• DATA SECTION:
=======

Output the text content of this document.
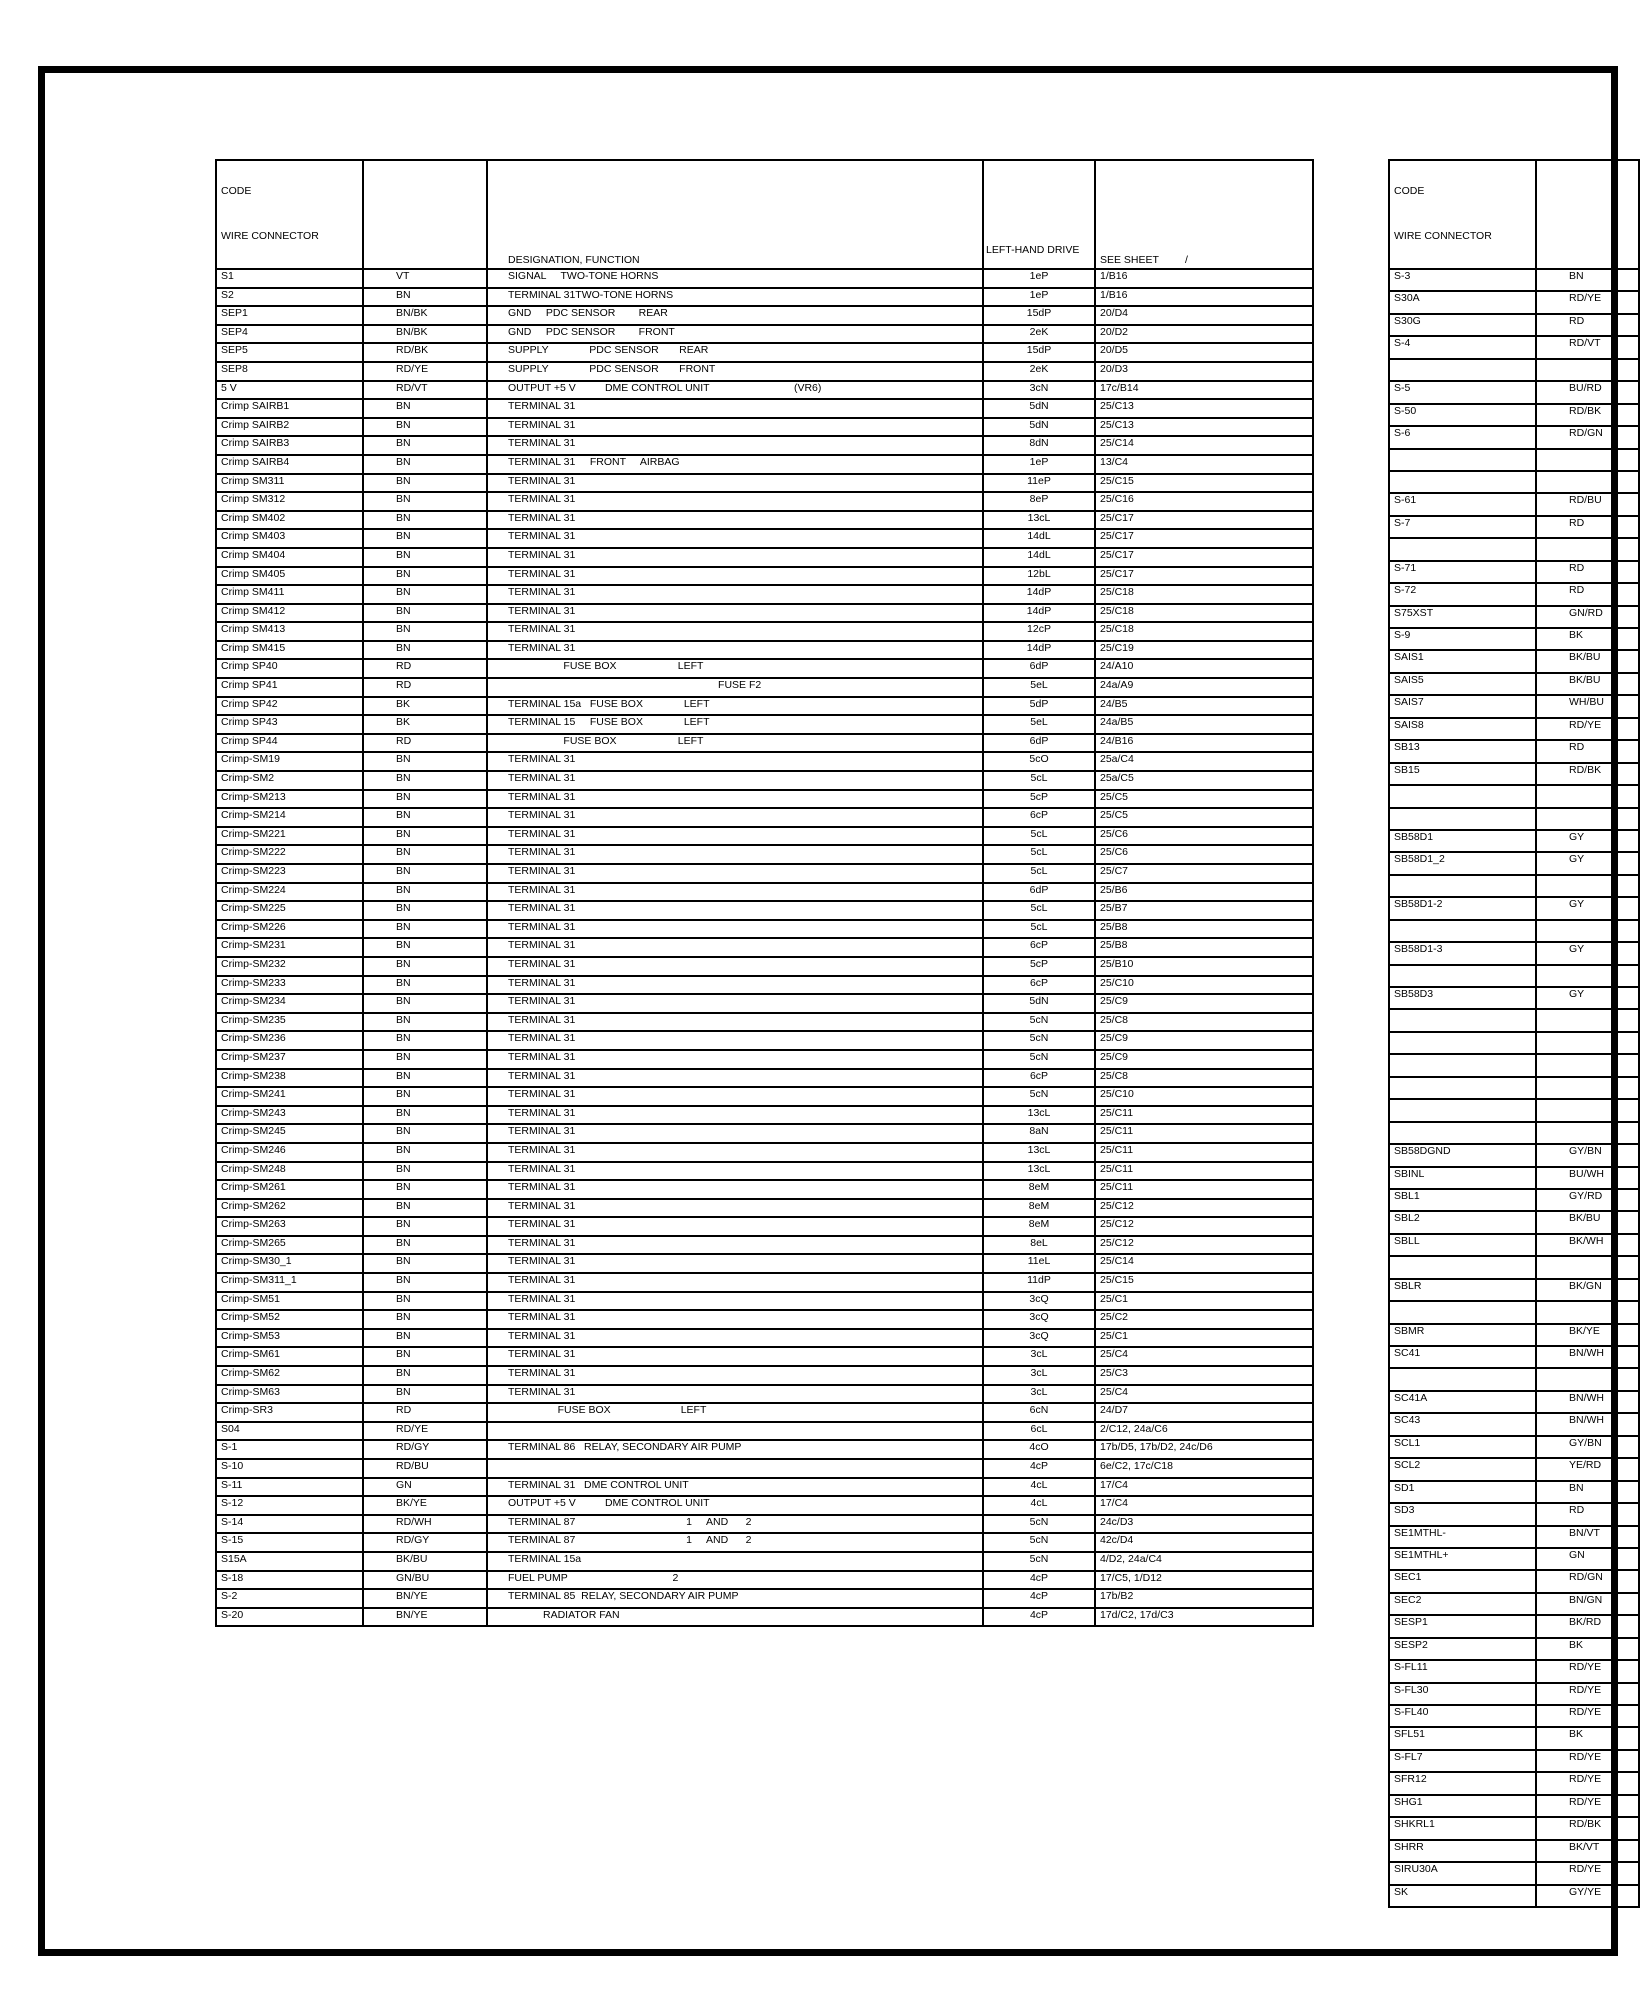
CODE

WIRE CONNECTOR		DESIGNATION, FUNCTION	LEFT-HAND DRIVE	SEE SHEET         /
S1	VT	SIGNAL     TWO-TONE HORNS	1eP	1/B16
S2	BN	TERMINAL 31TWO-TONE HORNS	1eP	1/B16
SEP1	BN/BK	GND     PDC SENSOR        REAR	15dP	20/D4
SEP4	BN/BK	GND     PDC SENSOR        FRONT	2eK	20/D2
SEP5	RD/BK	SUPPLY              PDC SENSOR       REAR	15dP	20/D5
SEP8	RD/YE	SUPPLY              PDC SENSOR       FRONT	2eK	20/D3
5 V	RD/VT	OUTPUT +5 V          DME CONTROL UNIT                             (VR6)	3cN	17c/B14
Crimp SAIRB1	BN	TERMINAL 31	5dN	25/C13
Crimp SAIRB2	BN	TERMINAL 31	5dN	25/C13
Crimp SAIRB3	BN	TERMINAL 31	8dN	25/C14
Crimp SAIRB4	BN	TERMINAL 31     FRONT     AIRBAG	1eP	13/C4
Crimp SM311	BN	TERMINAL 31	11eP	25/C15
Crimp SM312	BN	TERMINAL 31	8eP	25/C16
Crimp SM402	BN	TERMINAL 31	13cL	25/C17
Crimp SM403	BN	TERMINAL 31	14dL	25/C17
Crimp SM404	BN	TERMINAL 31	14dL	25/C17
Crimp SM405	BN	TERMINAL 31	12bL	25/C17
Crimp SM411	BN	TERMINAL 31	14dP	25/C18
Crimp SM412	BN	TERMINAL 31	14dP	25/C18
Crimp SM413	BN	TERMINAL 31	12cP	25/C18
Crimp SM415	BN	TERMINAL 31	14dP	25/C19
Crimp SP40	RD	FUSE BOX                     LEFT	6dP	24/A10
Crimp SP41	RD	FUSE F2	5eL	24a/A9
Crimp SP42	BK	TERMINAL 15a   FUSE BOX              LEFT	5dP	24/B5
Crimp SP43	BK	TERMINAL 15     FUSE BOX              LEFT	5eL	24a/B5
Crimp SP44	RD	FUSE BOX                     LEFT	6dP	24/B16
Crimp-SM19	BN	TERMINAL 31	5cO	25a/C4
Crimp-SM2	BN	TERMINAL 31	5cL	25a/C5
Crimp-SM213	BN	TERMINAL 31	5cP	25/C5
Crimp-SM214	BN	TERMINAL 31	6cP	25/C5
Crimp-SM221	BN	TERMINAL 31	5cL	25/C6
Crimp-SM222	BN	TERMINAL 31	5cL	25/C6
Crimp-SM223	BN	TERMINAL 31	5cL	25/C7
Crimp-SM224	BN	TERMINAL 31	6dP	25/B6
Crimp-SM225	BN	TERMINAL 31	5cL	25/B7
Crimp-SM226	BN	TERMINAL 31	5cL	25/B8
Crimp-SM231	BN	TERMINAL 31	6cP	25/B8
Crimp-SM232	BN	TERMINAL 31	5cP	25/B10
Crimp-SM233	BN	TERMINAL 31	6cP	25/C10
Crimp-SM234	BN	TERMINAL 31	5dN	25/C9
Crimp-SM235	BN	TERMINAL 31	5cN	25/C8
Crimp-SM236	BN	TERMINAL 31	5cN	25/C9
Crimp-SM237	BN	TERMINAL 31	5cN	25/C9
Crimp-SM238	BN	TERMINAL 31	6cP	25/C8
Crimp-SM241	BN	TERMINAL 31	5cN	25/C10
Crimp-SM243	BN	TERMINAL 31	13cL	25/C11
Crimp-SM245	BN	TERMINAL 31	8aN	25/C11
Crimp-SM246	BN	TERMINAL 31	13cL	25/C11
Crimp-SM248	BN	TERMINAL 31	13cL	25/C11
Crimp-SM261	BN	TERMINAL 31	8eM	25/C11
Crimp-SM262	BN	TERMINAL 31	8eM	25/C12
Crimp-SM263	BN	TERMINAL 31	8eM	25/C12
Crimp-SM265	BN	TERMINAL 31	8eL	25/C12
Crimp-SM30_1	BN	TERMINAL 31	11eL	25/C14
Crimp-SM311_1	BN	TERMINAL 31	11dP	25/C15
Crimp-SM51	BN	TERMINAL 31	3cQ	25/C1
Crimp-SM52	BN	TERMINAL 31	3cQ	25/C2
Crimp-SM53	BN	TERMINAL 31	3cQ	25/C1
Crimp-SM61	BN	TERMINAL 31	3cL	25/C4
Crimp-SM62	BN	TERMINAL 31	3cL	25/C3
Crimp-SM63	BN	TERMINAL 31	3cL	25/C4
Crimp-SR3	RD	FUSE BOX                        LEFT	6cN	24/D7
S04	RD/YE		6cL	2/C12, 24a/C6
S-1	RD/GY	TERMINAL 86   RELAY, SECONDARY AIR PUMP	4cO	17b/D5, 17b/D2, 24c/D6
S-10	RD/BU		4cP	6e/C2, 17c/C18
S-11	GN	TERMINAL 31   DME CONTROL UNIT	4cL	17/C4
S-12	BK/YE	OUTPUT +5 V          DME CONTROL UNIT	4cL	17/C4
S-14	RD/WH	TERMINAL 87                                      1     AND      2	5cN	24c/D3
S-15	RD/GY	TERMINAL 87                                      1     AND      2	5cN	42c/D4
S15A	BK/BU	TERMINAL 15a	5cN	4/D2, 24a/C4
S-18	GN/BU	FUEL PUMP                                    2	4cP	17/C5, 1/D12
S-2	BN/YE	TERMINAL 85  RELAY, SECONDARY AIR PUMP	4cP	17b/B2
S-20	BN/YE	RADIATOR FAN	4cP	17d/C2, 17d/C3

CODE

WIRE CONNECTOR	

S-3	BN
S30A	RD/YE
S30G	RD
S-4	RD/VT

S-5	BU/RD
S-50	RD/BK
S-6	RD/GN

S-61	RD/BU
S-7	RD

S-71	RD
S-72	RD
S75XST	GN/RD
S-9	BK
SAIS1	BK/BU
SAIS5	BK/BU
SAIS7	WH/BU
SAIS8	RD/YE
SB13	RD
SB15	RD/BK

SB58D1	GY
SB58D1_2	GY

SB58D1-2	GY

SB58D1-3	GY

SB58D3	GY

SB58DGND	GY/BN
SBINL	BU/WH
SBL1	GY/RD
SBL2	BK/BU
SBLL	BK/WH

SBLR	BK/GN

SBMR	BK/YE
SC41	BN/WH

SC41A	BN/WH
SC43	BN/WH
SCL1	GY/BN
SCL2	YE/RD
SD1	BN
SD3	RD
SE1MTHL-	BN/VT
SE1MTHL+	GN
SEC1	RD/GN
SEC2	BN/GN
SESP1	BK/RD
SESP2	BK
S-FL11	RD/YE
S-FL30	RD/YE
S-FL40	RD/YE
SFL51	BK
S-FL7	RD/YE
SFR12	RD/YE
SHG1	RD/YE
SHKRL1	RD/BK
SHRR	BK/VT
SIRU30A	RD/YE
SK	GY/YE
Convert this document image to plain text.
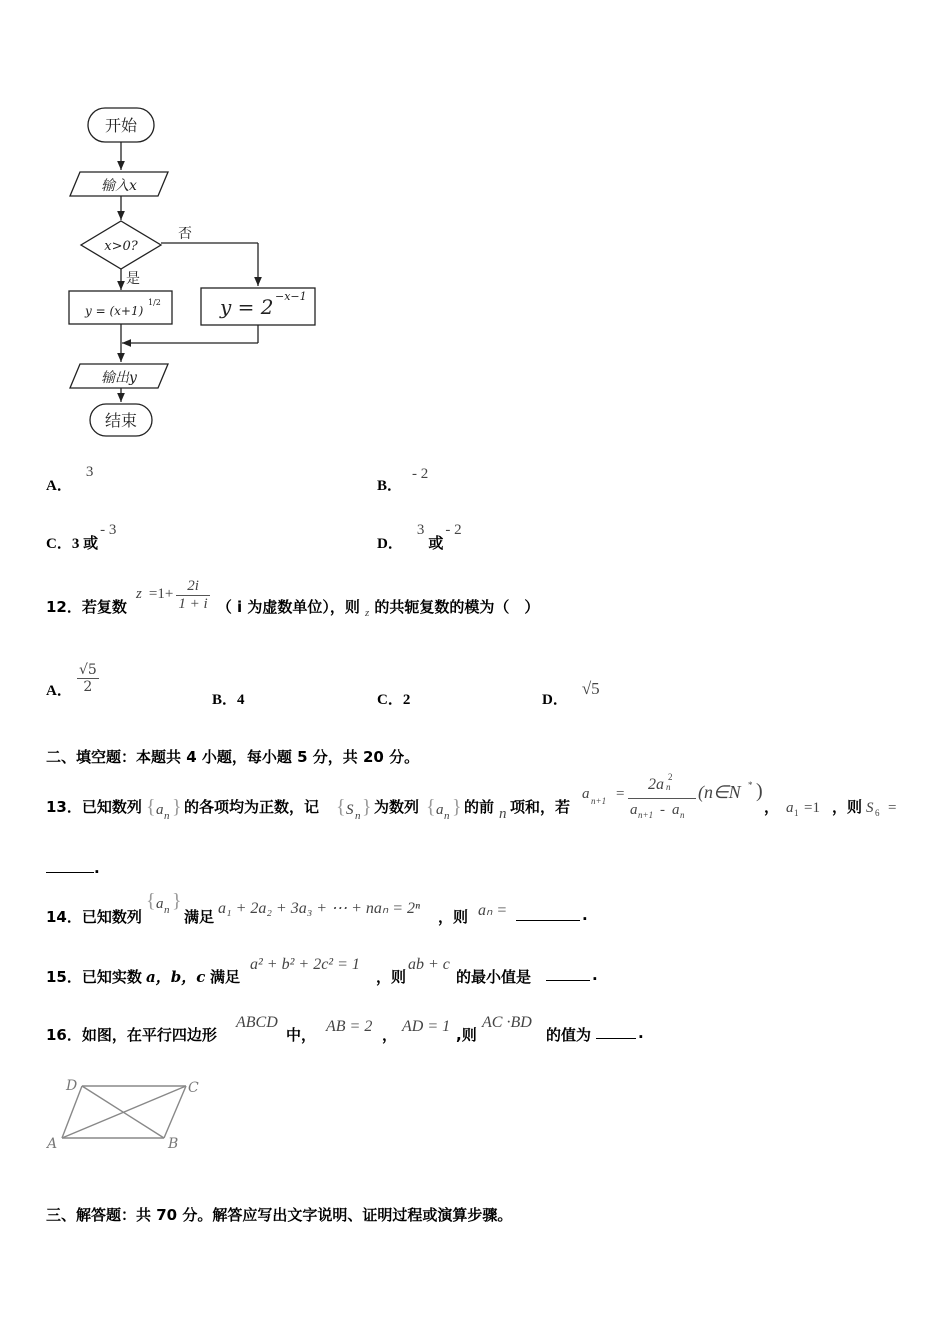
开始
输入x
x>0?
否
是
y = (x+1)
1/2	y = 2 −x−1
输出y
结束
A．3
B．- 2
C．3 或- 3
D．3或- 2
12．若复数 $z =1+ \frac{2i}{1 + i}$ （ i 为虚数单位），则 $_z$ 的共轭复数的模为（　）
A． $\frac{√5}{2}$
B．4	C．2	D．√5
二、填空题：本题共 4 小题，每小题 5 分，共 20 分。
13．已知数列 { a n } 的各项均为正数，记 { S n } 为数列 { a n } 的前 n 项和，若
a n+1 =
2a n
2
a n+1 - a n
(n∈N * )
， a 1 =1 ，则 S 6 =
.
14．已知数列
{ a n }
满足 a₁ + 2a₂ + 3a₃ + ⋯ + naₙ = 2ⁿ ，则 aₙ =	.
15．已知实数 a，b，c 满足
a² + b² + 2c² = 1
，则
ab + c
的最小值是	.
16．如图，在平行四边形
ABCD
中， AB = 2 ， AD = 1 ,则
AC ·BD
的值为	.
D	C
A	B
三、解答题：共 70 分。解答应写出文字说明、证明过程或演算步骤。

=======

• WRITTEN REQUEST: Tally up the lines with the word "已知数列" in them, and answer with that number by itself.

• THE COMPLETED TASK: 2